Requirement: Reproduce all the lines below exactly and omit the images.

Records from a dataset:
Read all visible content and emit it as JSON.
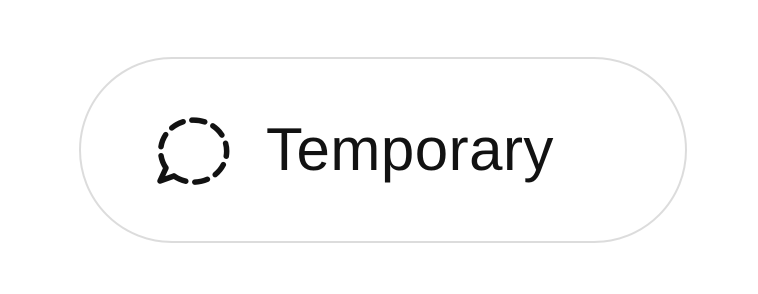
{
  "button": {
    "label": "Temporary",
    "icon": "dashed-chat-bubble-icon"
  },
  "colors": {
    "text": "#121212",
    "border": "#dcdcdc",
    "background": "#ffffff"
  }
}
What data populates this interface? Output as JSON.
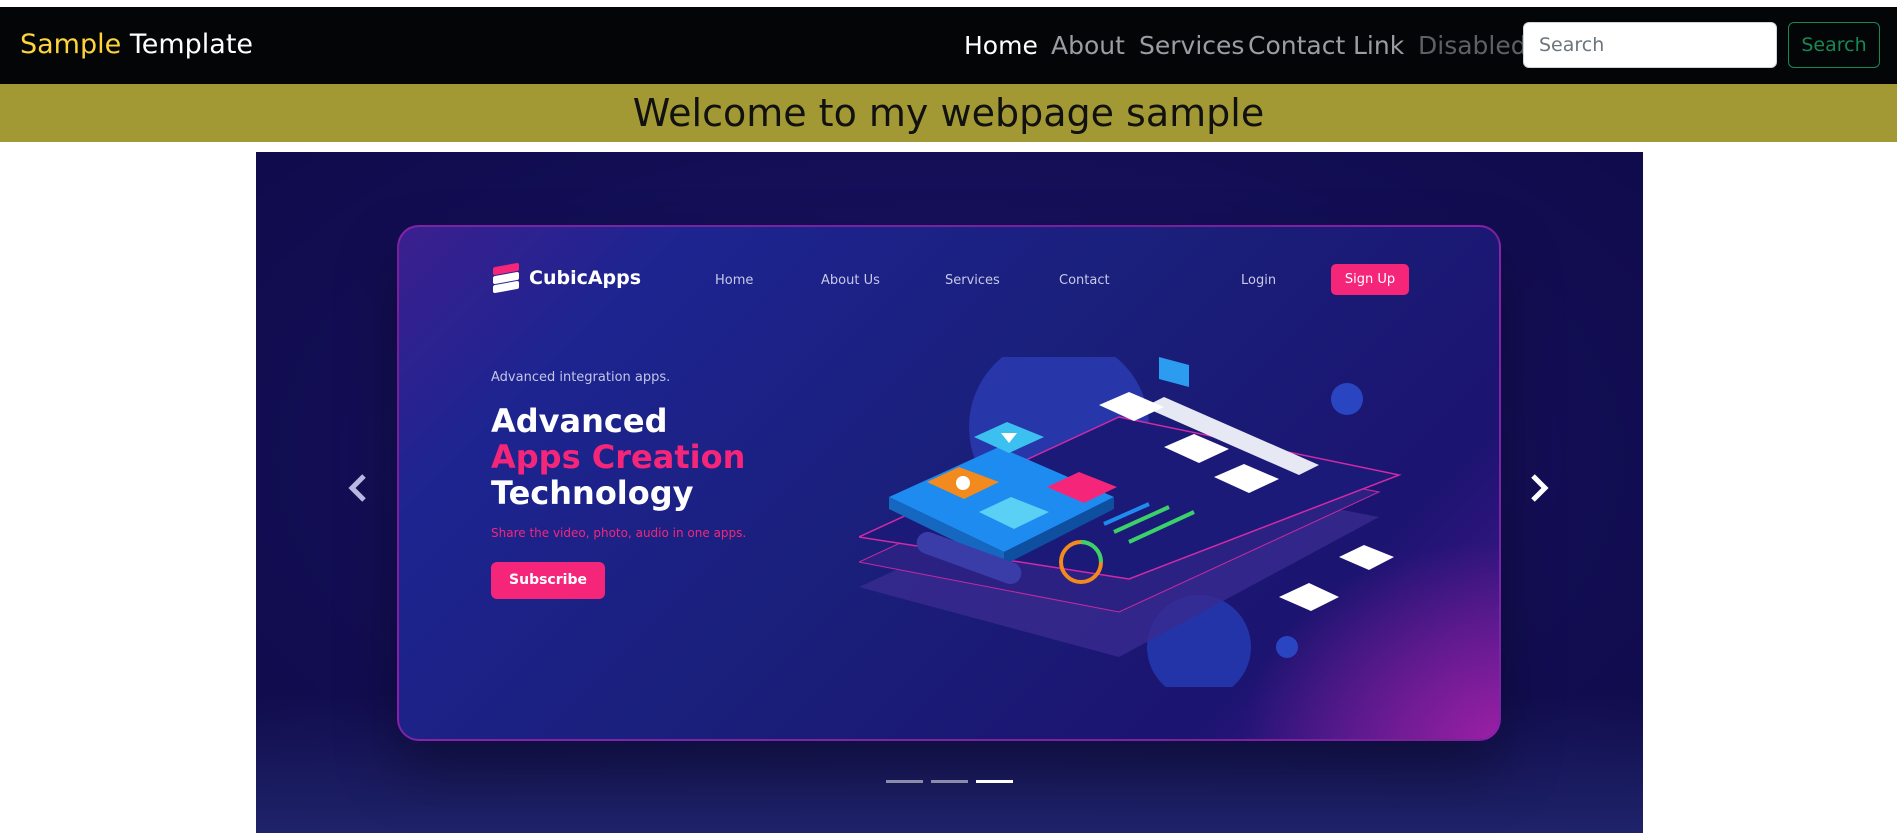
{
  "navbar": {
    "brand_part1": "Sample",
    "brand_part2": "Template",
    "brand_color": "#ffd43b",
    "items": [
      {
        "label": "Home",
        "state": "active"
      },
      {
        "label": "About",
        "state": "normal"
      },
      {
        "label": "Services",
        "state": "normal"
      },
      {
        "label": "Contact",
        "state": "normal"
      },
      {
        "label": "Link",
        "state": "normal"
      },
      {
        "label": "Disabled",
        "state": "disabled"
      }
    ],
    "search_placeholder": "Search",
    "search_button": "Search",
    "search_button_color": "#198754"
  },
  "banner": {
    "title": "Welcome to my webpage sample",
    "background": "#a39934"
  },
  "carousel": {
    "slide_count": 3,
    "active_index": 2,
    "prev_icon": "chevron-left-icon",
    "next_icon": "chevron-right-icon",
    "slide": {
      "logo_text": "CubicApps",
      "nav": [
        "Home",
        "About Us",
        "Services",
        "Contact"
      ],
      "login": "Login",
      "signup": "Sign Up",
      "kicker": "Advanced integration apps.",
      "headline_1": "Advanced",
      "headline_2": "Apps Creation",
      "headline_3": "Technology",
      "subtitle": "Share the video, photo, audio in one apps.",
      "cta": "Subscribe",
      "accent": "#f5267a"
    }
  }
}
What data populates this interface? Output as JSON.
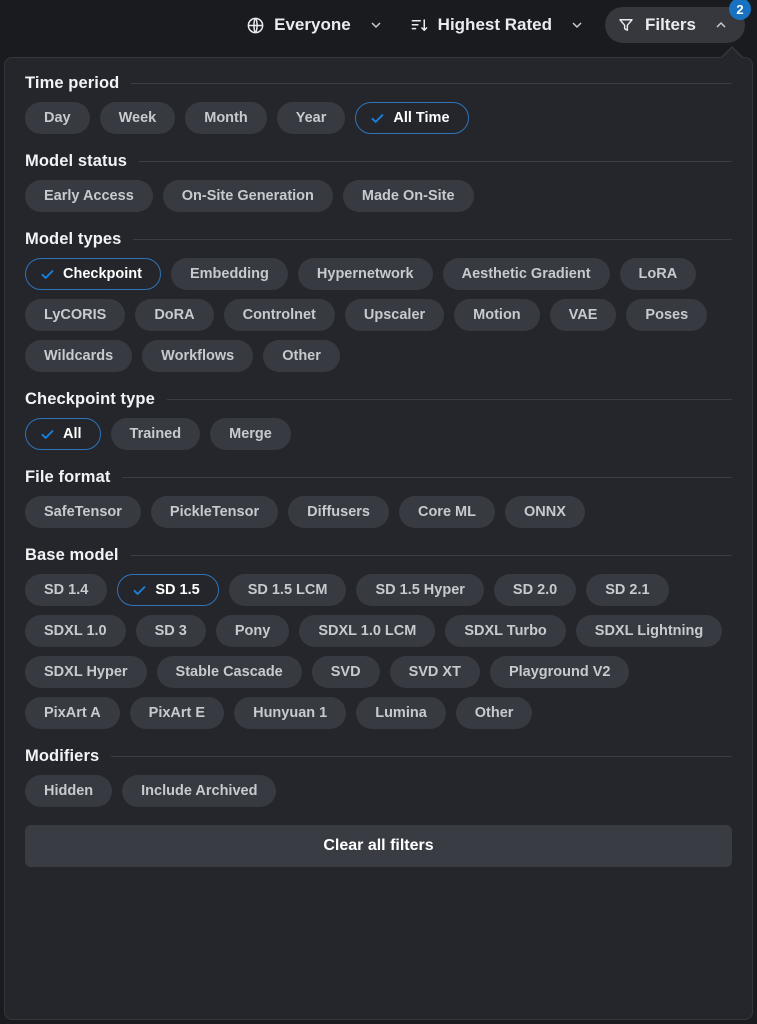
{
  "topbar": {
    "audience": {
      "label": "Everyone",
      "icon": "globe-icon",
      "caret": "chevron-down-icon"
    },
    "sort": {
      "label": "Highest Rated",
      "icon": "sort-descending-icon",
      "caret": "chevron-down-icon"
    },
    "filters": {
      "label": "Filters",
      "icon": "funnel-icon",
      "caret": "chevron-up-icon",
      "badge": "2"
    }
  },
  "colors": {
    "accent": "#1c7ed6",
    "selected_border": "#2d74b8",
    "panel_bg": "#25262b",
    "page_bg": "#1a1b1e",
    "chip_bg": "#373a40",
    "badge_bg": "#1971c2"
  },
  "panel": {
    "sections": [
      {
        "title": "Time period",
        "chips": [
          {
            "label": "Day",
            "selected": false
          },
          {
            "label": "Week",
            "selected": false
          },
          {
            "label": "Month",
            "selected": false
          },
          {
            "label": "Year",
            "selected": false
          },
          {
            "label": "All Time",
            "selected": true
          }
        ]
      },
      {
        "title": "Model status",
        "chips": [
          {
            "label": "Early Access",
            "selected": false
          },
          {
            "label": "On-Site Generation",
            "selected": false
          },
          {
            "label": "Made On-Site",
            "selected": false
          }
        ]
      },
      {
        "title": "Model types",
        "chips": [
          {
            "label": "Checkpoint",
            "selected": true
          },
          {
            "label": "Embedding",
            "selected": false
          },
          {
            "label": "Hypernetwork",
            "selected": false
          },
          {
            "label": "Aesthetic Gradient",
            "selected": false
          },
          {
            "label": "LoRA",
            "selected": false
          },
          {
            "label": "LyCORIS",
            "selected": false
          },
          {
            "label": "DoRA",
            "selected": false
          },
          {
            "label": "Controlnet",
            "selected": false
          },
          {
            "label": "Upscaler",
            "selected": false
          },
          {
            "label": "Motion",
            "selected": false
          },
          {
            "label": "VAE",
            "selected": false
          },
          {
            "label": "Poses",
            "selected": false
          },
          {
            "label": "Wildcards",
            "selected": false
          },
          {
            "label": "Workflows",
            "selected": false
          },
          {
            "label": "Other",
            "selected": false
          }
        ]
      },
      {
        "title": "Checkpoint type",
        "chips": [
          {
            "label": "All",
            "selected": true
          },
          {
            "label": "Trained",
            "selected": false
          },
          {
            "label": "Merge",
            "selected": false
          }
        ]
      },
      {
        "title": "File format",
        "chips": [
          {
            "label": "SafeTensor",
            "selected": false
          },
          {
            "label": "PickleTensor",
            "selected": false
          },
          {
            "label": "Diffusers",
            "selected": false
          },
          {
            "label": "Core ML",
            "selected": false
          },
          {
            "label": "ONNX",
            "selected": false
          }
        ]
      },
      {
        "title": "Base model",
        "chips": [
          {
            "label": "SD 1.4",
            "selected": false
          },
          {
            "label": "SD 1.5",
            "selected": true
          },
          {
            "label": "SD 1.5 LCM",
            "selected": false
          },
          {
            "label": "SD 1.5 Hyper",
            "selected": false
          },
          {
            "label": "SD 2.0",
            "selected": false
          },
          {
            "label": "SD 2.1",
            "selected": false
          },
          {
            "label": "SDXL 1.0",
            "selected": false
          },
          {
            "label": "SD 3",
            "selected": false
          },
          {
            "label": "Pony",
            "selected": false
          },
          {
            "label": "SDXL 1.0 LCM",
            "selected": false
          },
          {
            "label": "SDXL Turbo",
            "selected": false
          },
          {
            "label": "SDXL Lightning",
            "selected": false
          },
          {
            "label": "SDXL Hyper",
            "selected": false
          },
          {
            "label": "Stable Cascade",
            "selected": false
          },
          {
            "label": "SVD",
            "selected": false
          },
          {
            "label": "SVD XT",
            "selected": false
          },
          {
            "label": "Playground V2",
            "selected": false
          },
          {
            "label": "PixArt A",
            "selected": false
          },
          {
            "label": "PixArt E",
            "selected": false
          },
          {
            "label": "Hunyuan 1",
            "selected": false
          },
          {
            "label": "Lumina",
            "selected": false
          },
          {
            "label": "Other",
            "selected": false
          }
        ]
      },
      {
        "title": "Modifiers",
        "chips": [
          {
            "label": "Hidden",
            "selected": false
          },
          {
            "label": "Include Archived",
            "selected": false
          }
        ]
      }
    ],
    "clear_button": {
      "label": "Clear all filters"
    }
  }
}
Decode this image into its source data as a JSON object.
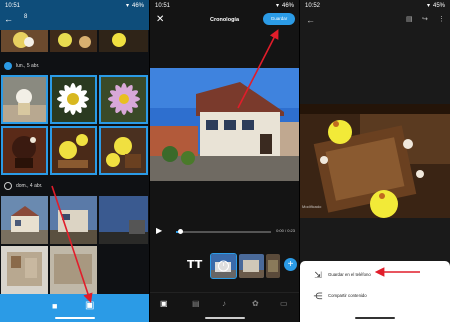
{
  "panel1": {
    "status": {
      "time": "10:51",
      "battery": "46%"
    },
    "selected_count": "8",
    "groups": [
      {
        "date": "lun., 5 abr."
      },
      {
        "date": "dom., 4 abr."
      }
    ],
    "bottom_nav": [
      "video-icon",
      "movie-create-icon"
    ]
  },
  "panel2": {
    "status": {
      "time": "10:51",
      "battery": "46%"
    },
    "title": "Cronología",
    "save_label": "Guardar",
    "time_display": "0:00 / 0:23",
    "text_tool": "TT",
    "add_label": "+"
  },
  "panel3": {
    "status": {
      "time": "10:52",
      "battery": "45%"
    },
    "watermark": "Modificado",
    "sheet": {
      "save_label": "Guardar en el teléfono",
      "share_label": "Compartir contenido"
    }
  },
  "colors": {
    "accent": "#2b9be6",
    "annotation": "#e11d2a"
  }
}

Solution for this task:
Read all visible content and emit it as JSON.
{
  "button": {
    "label": "Temporary",
    "icon": "dashed-chat-bubble-icon"
  },
  "colors": {
    "text": "#121212",
    "border": "#dcdcdc",
    "background": "#ffffff"
  }
}
What data populates this interface? Output as JSON.
{
  "navbar": {
    "brand_part1": "Sample",
    "brand_part2": "Template",
    "brand_color": "#ffd43b",
    "items": [
      {
        "label": "Home",
        "state": "active"
      },
      {
        "label": "About",
        "state": "normal"
      },
      {
        "label": "Services",
        "state": "normal"
      },
      {
        "label": "Contact",
        "state": "normal"
      },
      {
        "label": "Link",
        "state": "normal"
      },
      {
        "label": "Disabled",
        "state": "disabled"
      }
    ],
    "search_placeholder": "Search",
    "search_button": "Search",
    "search_button_color": "#198754"
  },
  "banner": {
    "title": "Welcome to my webpage sample",
    "background": "#a39934"
  },
  "carousel": {
    "slide_count": 3,
    "active_index": 2,
    "prev_icon": "chevron-left-icon",
    "next_icon": "chevron-right-icon",
    "slide": {
      "logo_text": "CubicApps",
      "nav": [
        "Home",
        "About Us",
        "Services",
        "Contact"
      ],
      "login": "Login",
      "signup": "Sign Up",
      "kicker": "Advanced integration apps.",
      "headline_1": "Advanced",
      "headline_2": "Apps Creation",
      "headline_3": "Technology",
      "subtitle": "Share the video, photo, audio in one apps.",
      "cta": "Subscribe",
      "accent": "#f5267a"
    }
  }
}
What data populates this interface? Output as JSON.
{
  "topbar": {
    "audience": {
      "label": "Everyone",
      "icon": "globe-icon",
      "caret": "chevron-down-icon"
    },
    "sort": {
      "label": "Highest Rated",
      "icon": "sort-descending-icon",
      "caret": "chevron-down-icon"
    },
    "filters": {
      "label": "Filters",
      "icon": "funnel-icon",
      "caret": "chevron-up-icon",
      "badge": "2"
    }
  },
  "colors": {
    "accent": "#1c7ed6",
    "selected_border": "#2d74b8",
    "panel_bg": "#25262b",
    "page_bg": "#1a1b1e",
    "chip_bg": "#373a40",
    "badge_bg": "#1971c2"
  },
  "panel": {
    "sections": [
      {
        "title": "Time period",
        "chips": [
          {
            "label": "Day",
            "selected": false
          },
          {
            "label": "Week",
            "selected": false
          },
          {
            "label": "Month",
            "selected": false
          },
          {
            "label": "Year",
            "selected": false
          },
          {
            "label": "All Time",
            "selected": true
          }
        ]
      },
      {
        "title": "Model status",
        "chips": [
          {
            "label": "Early Access",
            "selected": false
          },
          {
            "label": "On-Site Generation",
            "selected": false
          },
          {
            "label": "Made On-Site",
            "selected": false
          }
        ]
      },
      {
        "title": "Model types",
        "chips": [
          {
            "label": "Checkpoint",
            "selected": true
          },
          {
            "label": "Embedding",
            "selected": false
          },
          {
            "label": "Hypernetwork",
            "selected": false
          },
          {
            "label": "Aesthetic Gradient",
            "selected": false
          },
          {
            "label": "LoRA",
            "selected": false
          },
          {
            "label": "LyCORIS",
            "selected": false
          },
          {
            "label": "DoRA",
            "selected": false
          },
          {
            "label": "Controlnet",
            "selected": false
          },
          {
            "label": "Upscaler",
            "selected": false
          },
          {
            "label": "Motion",
            "selected": false
          },
          {
            "label": "VAE",
            "selected": false
          },
          {
            "label": "Poses",
            "selected": false
          },
          {
            "label": "Wildcards",
            "selected": false
          },
          {
            "label": "Workflows",
            "selected": false
          },
          {
            "label": "Other",
            "selected": false
          }
        ]
      },
      {
        "title": "Checkpoint type",
        "chips": [
          {
            "label": "All",
            "selected": true
          },
          {
            "label": "Trained",
            "selected": false
          },
          {
            "label": "Merge",
            "selected": false
          }
        ]
      },
      {
        "title": "File format",
        "chips": [
          {
            "label": "SafeTensor",
            "selected": false
          },
          {
            "label": "PickleTensor",
            "selected": false
          },
          {
            "label": "Diffusers",
            "selected": false
          },
          {
            "label": "Core ML",
            "selected": false
          },
          {
            "label": "ONNX",
            "selected": false
          }
        ]
      },
      {
        "title": "Base model",
        "chips": [
          {
            "label": "SD 1.4",
            "selected": false
          },
          {
            "label": "SD 1.5",
            "selected": true
          },
          {
            "label": "SD 1.5 LCM",
            "selected": false
          },
          {
            "label": "SD 1.5 Hyper",
            "selected": false
          },
          {
            "label": "SD 2.0",
            "selected": false
          },
          {
            "label": "SD 2.1",
            "selected": false
          },
          {
            "label": "SDXL 1.0",
            "selected": false
          },
          {
            "label": "SD 3",
            "selected": false
          },
          {
            "label": "Pony",
            "selected": false
          },
          {
            "label": "SDXL 1.0 LCM",
            "selected": false
          },
          {
            "label": "SDXL Turbo",
            "selected": false
          },
          {
            "label": "SDXL Lightning",
            "selected": false
          },
          {
            "label": "SDXL Hyper",
            "selected": false
          },
          {
            "label": "Stable Cascade",
            "selected": false
          },
          {
            "label": "SVD",
            "selected": false
          },
          {
            "label": "SVD XT",
            "selected": false
          },
          {
            "label": "Playground V2",
            "selected": false
          },
          {
            "label": "PixArt A",
            "selected": false
          },
          {
            "label": "PixArt E",
            "selected": false
          },
          {
            "label": "Hunyuan 1",
            "selected": false
          },
          {
            "label": "Lumina",
            "selected": false
          },
          {
            "label": "Other",
            "selected": false
          }
        ]
      },
      {
        "title": "Modifiers",
        "chips": [
          {
            "label": "Hidden",
            "selected": false
          },
          {
            "label": "Include Archived",
            "selected": false
          }
        ]
      }
    ],
    "clear_button": {
      "label": "Clear all filters"
    }
  }
}
Decode this image into its source data as a JSON object.
{
  "panel1": {
    "status": {
      "time": "10:51",
      "battery": "46%"
    },
    "selected_count": "8",
    "groups": [
      {
        "date": "lun., 5 abr."
      },
      {
        "date": "dom., 4 abr."
      }
    ],
    "bottom_nav": [
      "video-icon",
      "movie-create-icon"
    ]
  },
  "panel2": {
    "status": {
      "time": "10:51",
      "battery": "46%"
    },
    "title": "Cronología",
    "save_label": "Guardar",
    "time_display": "0:00 / 0:23",
    "text_tool": "TT",
    "add_label": "+"
  },
  "panel3": {
    "status": {
      "time": "10:52",
      "battery": "45%"
    },
    "watermark": "Modificado",
    "sheet": {
      "save_label": "Guardar en el teléfono",
      "share_label": "Compartir contenido"
    }
  },
  "colors": {
    "accent": "#2b9be6",
    "annotation": "#e11d2a"
  }
}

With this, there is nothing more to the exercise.